Scan the records and identify every line in which the string "efficient" occurs, then return those lines.

▶ [Material shown]:
— Start —
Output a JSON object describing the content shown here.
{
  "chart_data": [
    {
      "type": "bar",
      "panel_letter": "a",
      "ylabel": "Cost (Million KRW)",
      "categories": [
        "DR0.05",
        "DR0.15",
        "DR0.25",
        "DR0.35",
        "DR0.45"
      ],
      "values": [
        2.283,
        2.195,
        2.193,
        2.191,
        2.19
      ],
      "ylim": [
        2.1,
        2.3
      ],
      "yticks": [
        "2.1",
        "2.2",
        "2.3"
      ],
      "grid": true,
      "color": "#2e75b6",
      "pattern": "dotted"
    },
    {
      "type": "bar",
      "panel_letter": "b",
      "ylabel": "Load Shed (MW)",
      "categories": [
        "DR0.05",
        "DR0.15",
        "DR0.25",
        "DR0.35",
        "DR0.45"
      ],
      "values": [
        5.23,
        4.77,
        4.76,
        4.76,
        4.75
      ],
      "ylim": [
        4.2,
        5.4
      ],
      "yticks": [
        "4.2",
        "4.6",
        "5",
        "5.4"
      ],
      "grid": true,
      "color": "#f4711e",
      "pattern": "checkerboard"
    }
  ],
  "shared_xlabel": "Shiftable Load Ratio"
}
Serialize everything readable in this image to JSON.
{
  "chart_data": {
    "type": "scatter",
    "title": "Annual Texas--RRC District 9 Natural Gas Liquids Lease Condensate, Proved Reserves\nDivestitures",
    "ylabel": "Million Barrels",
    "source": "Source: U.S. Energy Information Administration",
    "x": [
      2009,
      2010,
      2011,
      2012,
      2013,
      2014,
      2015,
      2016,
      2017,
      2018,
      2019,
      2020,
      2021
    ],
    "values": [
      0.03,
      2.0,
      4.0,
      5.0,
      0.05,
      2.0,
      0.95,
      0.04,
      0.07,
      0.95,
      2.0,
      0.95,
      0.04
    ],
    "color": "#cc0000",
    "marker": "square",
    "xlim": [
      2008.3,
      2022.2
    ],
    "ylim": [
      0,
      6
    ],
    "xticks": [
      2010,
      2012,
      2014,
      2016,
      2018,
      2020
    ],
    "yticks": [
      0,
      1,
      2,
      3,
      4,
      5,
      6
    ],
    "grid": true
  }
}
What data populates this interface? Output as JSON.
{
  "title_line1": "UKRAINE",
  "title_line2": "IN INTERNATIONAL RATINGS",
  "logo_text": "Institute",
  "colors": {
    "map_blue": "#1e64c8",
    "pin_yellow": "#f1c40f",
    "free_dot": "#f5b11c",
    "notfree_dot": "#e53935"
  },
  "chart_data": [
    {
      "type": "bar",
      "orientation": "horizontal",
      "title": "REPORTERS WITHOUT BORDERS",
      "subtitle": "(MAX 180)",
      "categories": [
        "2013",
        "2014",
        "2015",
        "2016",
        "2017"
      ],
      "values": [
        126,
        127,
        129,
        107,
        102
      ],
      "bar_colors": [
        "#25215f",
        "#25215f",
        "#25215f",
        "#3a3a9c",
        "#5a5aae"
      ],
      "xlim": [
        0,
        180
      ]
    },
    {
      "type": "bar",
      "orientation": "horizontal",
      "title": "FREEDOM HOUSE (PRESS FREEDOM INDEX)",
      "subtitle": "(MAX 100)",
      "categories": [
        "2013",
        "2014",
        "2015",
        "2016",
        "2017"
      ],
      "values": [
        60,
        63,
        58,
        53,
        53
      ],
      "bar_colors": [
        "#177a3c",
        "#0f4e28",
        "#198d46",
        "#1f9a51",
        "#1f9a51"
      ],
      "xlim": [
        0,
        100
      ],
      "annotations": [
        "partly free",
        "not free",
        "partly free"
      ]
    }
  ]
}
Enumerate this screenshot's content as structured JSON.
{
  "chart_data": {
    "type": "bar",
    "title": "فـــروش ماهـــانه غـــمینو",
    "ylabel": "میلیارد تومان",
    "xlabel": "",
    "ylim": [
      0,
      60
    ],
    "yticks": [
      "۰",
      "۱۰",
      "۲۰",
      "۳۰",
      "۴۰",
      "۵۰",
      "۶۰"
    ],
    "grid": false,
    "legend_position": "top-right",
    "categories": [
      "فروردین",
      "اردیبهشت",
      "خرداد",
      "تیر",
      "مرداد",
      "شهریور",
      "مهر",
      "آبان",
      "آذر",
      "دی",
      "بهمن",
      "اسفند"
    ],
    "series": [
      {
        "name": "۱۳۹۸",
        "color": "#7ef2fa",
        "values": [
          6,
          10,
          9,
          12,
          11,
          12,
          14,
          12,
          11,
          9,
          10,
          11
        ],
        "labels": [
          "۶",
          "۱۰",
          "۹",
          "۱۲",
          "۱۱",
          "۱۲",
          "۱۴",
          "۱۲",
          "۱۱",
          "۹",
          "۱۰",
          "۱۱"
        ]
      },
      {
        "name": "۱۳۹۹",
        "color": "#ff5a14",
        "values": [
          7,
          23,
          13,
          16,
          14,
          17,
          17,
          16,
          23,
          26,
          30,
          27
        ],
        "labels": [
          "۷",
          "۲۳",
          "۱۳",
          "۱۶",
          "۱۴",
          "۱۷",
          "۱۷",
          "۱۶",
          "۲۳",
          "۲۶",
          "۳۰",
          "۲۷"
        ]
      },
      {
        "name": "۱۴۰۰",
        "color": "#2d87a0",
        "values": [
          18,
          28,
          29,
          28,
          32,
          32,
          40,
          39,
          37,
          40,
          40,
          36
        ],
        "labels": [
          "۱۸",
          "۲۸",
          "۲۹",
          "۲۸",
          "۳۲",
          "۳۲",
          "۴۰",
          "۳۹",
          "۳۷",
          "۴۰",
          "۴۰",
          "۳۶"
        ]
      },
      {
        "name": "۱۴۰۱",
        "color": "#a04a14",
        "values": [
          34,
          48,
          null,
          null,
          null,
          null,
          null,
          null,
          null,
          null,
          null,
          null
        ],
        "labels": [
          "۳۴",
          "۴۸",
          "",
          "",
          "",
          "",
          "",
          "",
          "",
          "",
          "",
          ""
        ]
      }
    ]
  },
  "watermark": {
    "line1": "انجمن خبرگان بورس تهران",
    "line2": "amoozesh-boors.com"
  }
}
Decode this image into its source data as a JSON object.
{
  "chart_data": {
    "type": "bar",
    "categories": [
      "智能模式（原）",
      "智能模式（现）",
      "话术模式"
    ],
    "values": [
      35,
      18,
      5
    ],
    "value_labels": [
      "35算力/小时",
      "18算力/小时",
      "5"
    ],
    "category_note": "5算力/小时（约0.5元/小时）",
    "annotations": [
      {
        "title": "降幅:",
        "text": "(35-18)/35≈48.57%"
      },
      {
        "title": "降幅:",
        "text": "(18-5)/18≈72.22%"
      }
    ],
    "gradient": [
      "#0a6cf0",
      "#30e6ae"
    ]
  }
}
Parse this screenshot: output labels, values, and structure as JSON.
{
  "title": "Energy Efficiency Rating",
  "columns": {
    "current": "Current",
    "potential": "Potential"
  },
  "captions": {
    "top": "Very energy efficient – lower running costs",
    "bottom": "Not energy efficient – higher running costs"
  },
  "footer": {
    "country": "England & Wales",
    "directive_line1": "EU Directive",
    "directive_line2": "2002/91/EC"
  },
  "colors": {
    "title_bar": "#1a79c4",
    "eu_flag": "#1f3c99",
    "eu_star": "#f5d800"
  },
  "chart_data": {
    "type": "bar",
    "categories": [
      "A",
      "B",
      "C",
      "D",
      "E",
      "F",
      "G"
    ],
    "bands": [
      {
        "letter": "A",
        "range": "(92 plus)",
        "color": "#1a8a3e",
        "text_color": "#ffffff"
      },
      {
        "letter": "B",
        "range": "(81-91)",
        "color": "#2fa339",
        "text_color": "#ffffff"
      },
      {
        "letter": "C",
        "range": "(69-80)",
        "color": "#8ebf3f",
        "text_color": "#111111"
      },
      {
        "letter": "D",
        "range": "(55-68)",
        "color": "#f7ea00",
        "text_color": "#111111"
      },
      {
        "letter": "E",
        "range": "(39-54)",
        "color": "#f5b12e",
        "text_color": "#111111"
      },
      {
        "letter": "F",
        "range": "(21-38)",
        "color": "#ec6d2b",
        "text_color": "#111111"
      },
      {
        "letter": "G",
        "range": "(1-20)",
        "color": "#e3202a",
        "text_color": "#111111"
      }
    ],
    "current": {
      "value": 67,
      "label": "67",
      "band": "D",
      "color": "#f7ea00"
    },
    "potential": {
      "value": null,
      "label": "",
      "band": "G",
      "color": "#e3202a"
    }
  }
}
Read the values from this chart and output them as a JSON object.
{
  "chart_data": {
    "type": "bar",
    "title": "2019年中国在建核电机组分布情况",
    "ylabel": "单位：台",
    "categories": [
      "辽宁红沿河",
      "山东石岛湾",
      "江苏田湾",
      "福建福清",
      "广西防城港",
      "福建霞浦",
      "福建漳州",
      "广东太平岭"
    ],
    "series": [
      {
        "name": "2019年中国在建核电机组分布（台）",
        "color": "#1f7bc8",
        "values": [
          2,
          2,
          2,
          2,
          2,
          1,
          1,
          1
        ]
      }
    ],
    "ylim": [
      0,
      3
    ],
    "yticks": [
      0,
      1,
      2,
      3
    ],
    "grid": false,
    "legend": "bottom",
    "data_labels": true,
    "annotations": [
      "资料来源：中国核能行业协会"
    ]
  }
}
— End —
▶ [The output]:
    "top": "Very energy efficient – lower running costs",
    "bottom": "Not energy efficient – higher running costs"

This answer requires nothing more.